[Page excerpt]:

Archive for March, 2012


Who pays for Hood’s pardon costs?

Thursday, March 15th, 2012
In The Madison County Journal this week I write about the decision of the Mississippi Supreme Court (decision here) to uphold the late term pardons issued by then Governor Haley Barbour. In the column I mention one of the political aspects that I find quite entertaining:
Of some amusement coming from the pardon legal challenges was Hood’s revelation that his office was collecting the costs of the legal work and investigations and that Barbour might be held personally responsible for repaying those costs after the pardon issues was settled. Defense attorney Tom Fortner, who represented some of the individuals receiving pardons, dismissed that idea as ridiculous and posed the question of whether if Hood lost, whether he would personally pay the costs. Another defense attorney, Cynthia Stewart, suggested that a cause of action exists to sue the State of Mississippi for monetary damages because of Hood’s actions.

[Brief A]:
In the pardon post, which defense attorney represented some of the individuals who received pardons?

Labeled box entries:
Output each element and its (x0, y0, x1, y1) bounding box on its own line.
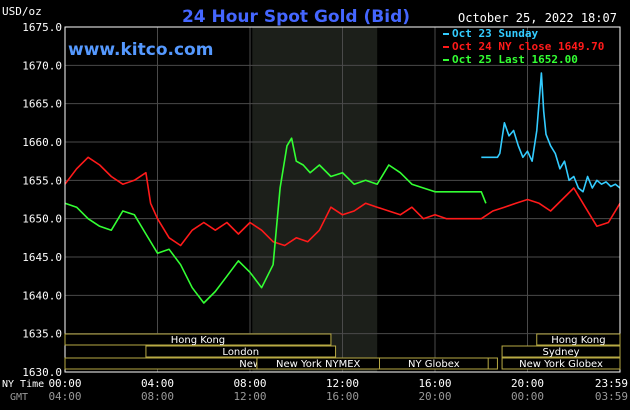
y-tick-label: 1665.0 (22, 98, 62, 111)
session-bar (64, 333, 332, 346)
session-label: New York Globex (519, 359, 603, 370)
unit-label: USD/oz (2, 5, 42, 18)
ny-time-tick: 20:00 (511, 377, 544, 390)
session-bar (536, 333, 621, 346)
session-label: London (222, 347, 259, 358)
shaded-session-region (252, 27, 378, 372)
gmt-time-tick: 03:59 (595, 390, 628, 403)
y-axis-ticks: 1675.0 1670.0 1665.0 1660.0 1655.0 1650.0 1645… (22, 21, 62, 379)
series-lines (64, 72, 621, 304)
series-line-2 (64, 137, 487, 304)
y-tick-label: 1650.0 (22, 213, 62, 226)
series-line-0 (481, 72, 621, 193)
y-tick-label: 1670.0 (22, 59, 62, 72)
session-label: Hong Kong (171, 335, 225, 346)
y-tick-label: 1640.0 (22, 289, 62, 302)
gmt-time-tick: 04:00 (48, 390, 81, 403)
y-tick-label: 1655.0 (22, 174, 62, 187)
session-label: Sydney (543, 347, 580, 358)
gmt-label: GMT (10, 392, 28, 403)
y-tick-label: 1660.0 (22, 136, 62, 149)
timestamp-label: October 25, 2022 18:07 (458, 11, 617, 25)
gmt-time-tick: 12:00 (233, 390, 266, 403)
session-bar (501, 357, 621, 370)
ny-time-tick: 16:00 (418, 377, 451, 390)
ny-time-tick: 00:00 (48, 377, 81, 390)
legend-swatch (443, 33, 449, 35)
ny-time-tick: 08:00 (233, 377, 266, 390)
time-axis: NY Time GMT 00:0004:0004:0008:0008:0012:… (2, 377, 628, 403)
gmt-time-tick: 08:00 (141, 390, 174, 403)
gmt-time-tick: 20:00 (418, 390, 451, 403)
ny-time-tick: 23:59 (595, 377, 628, 390)
legend-swatch (443, 59, 449, 61)
session-label: NY Globex (408, 359, 460, 370)
session-bar (145, 345, 337, 358)
y-tick-label: 1645.0 (22, 251, 62, 264)
ny-time-label: NY Time (2, 379, 44, 390)
plot-area (64, 26, 621, 373)
gmt-time-tick: 16:00 (326, 390, 359, 403)
session-bar (379, 357, 489, 370)
session-label: New York NYMEX (276, 359, 361, 370)
legend-entry: Oct 25 Last 1652.00 (452, 53, 578, 66)
legend-swatch (443, 46, 449, 48)
ny-time-tick: 12:00 (326, 377, 359, 390)
ny-time-tick: 04:00 (141, 377, 174, 390)
y-tick-label: 1635.0 (22, 328, 62, 341)
y-tick-label: 1675.0 (22, 21, 62, 34)
chart-title: 24 Hour Spot Gold (Bid) (182, 7, 410, 27)
y-tick-label: 1630.0 (22, 366, 62, 379)
website-watermark: www.kitco.com (68, 40, 213, 60)
legend-entry: Oct 24 NY close 1649.70 (452, 40, 604, 53)
session-bar (501, 345, 621, 358)
series-line-1 (64, 156, 621, 247)
legend-entry: Oct 23 Sunday (452, 27, 538, 40)
plot-border (64, 26, 621, 373)
gmt-time-tick: 00:00 (511, 390, 544, 403)
session-label: Hong Kong (551, 335, 605, 346)
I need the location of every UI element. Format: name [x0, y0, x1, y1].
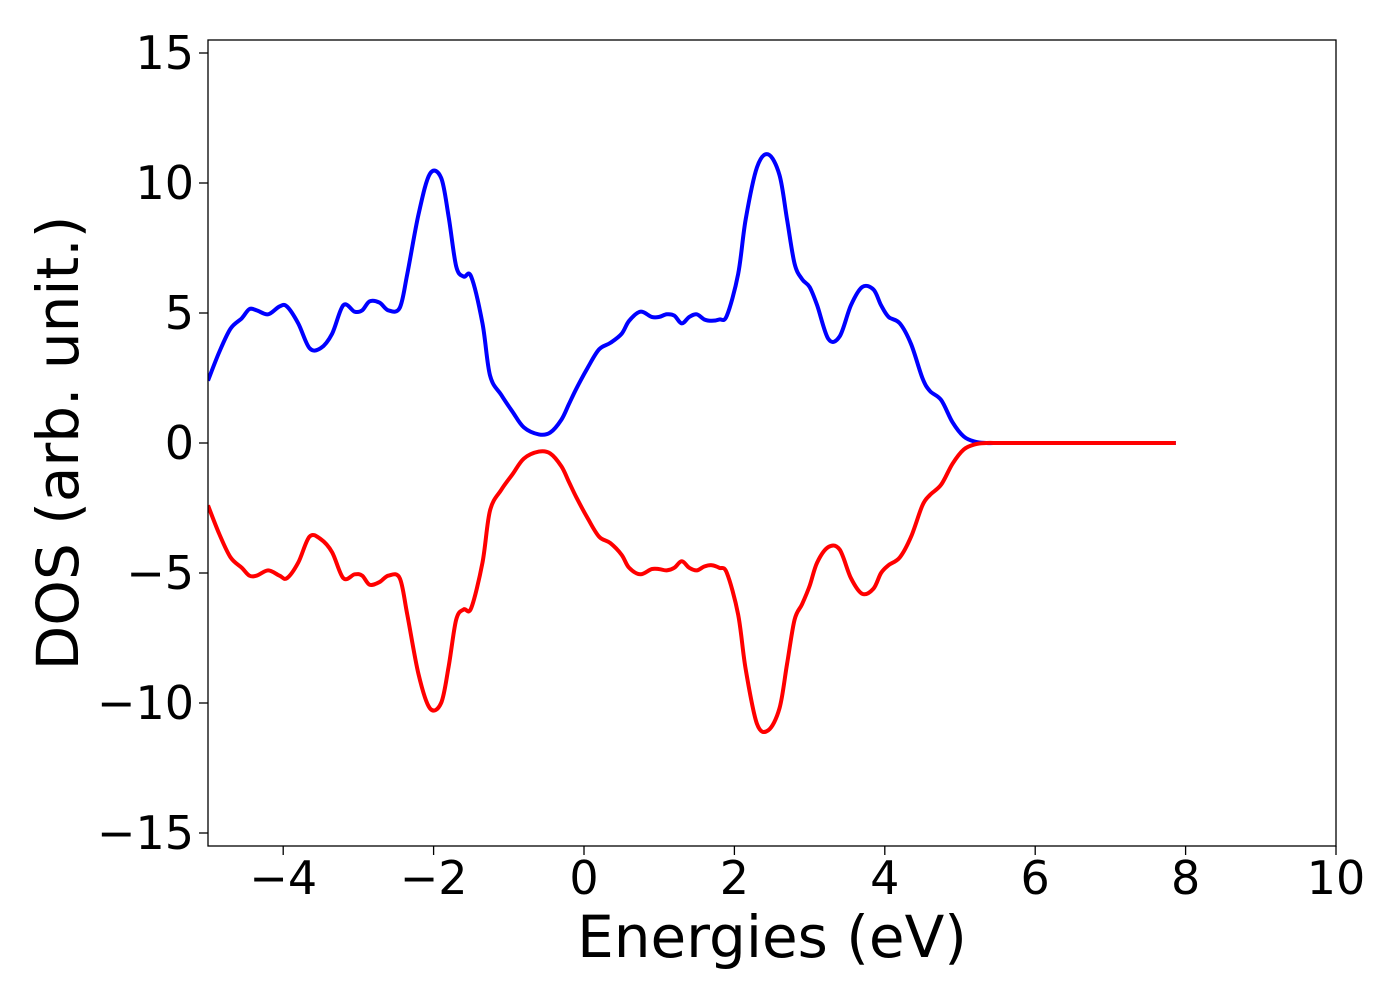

[Brief B]:
Quote the entries verbatim, from the line with "y-tick-label: 1665.0 (22, 98, 62, 111)" up to and including the line with "session-bar (536, 333, 621, 346)".

[Task answer A]:
Tom Fortner

[Task answer B]:
y-tick-label: 1665.0 (22, 98, 62, 111)
session-bar (64, 333, 332, 346)
session-label: New York Globex (519, 359, 603, 370)
unit-label: USD/oz (2, 5, 42, 18)
ny-time-tick: 20:00 (511, 377, 544, 390)
session-bar (536, 333, 621, 346)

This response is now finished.